**What to do**.
Note how many lines contain "image" and give that number, with nothing else.

**Data for the task**.
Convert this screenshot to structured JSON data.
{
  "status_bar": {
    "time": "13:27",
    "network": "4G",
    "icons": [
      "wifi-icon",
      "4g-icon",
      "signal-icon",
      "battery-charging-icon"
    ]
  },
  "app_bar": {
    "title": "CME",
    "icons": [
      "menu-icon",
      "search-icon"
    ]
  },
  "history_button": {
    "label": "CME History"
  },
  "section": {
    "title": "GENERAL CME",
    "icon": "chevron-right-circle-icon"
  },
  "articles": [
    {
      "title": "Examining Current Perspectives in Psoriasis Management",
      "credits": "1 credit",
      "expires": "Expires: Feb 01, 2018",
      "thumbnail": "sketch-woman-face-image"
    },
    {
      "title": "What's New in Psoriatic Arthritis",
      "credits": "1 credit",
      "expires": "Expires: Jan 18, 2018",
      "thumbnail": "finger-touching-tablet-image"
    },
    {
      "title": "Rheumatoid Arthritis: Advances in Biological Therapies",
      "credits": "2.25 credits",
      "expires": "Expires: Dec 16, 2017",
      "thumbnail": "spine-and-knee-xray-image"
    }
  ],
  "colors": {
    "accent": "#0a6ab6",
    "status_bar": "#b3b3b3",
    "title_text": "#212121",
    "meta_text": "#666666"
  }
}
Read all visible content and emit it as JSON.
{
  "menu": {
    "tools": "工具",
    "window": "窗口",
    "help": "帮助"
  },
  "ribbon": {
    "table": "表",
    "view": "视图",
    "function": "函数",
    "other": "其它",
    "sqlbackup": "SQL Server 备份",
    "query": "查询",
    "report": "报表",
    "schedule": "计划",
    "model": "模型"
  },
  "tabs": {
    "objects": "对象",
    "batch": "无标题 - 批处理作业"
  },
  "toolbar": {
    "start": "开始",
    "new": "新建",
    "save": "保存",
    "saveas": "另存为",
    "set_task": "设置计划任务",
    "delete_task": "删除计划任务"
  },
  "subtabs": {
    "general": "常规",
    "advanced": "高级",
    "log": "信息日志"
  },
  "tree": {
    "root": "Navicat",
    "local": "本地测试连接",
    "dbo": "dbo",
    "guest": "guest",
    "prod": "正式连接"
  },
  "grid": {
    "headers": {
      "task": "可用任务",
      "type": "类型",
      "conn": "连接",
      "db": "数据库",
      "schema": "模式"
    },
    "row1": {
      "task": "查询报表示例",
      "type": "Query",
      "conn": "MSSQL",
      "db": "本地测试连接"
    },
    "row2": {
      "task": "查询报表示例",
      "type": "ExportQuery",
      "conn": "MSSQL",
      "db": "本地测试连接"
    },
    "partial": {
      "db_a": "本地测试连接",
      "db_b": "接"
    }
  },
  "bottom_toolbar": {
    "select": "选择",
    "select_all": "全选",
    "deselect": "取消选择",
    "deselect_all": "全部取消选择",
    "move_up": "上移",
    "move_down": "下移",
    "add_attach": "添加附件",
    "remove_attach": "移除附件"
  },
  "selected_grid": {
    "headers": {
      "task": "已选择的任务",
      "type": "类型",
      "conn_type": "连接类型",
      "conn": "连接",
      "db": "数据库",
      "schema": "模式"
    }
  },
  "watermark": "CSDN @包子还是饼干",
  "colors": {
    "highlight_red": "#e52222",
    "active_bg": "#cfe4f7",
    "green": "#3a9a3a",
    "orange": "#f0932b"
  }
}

**Result for this task**.
3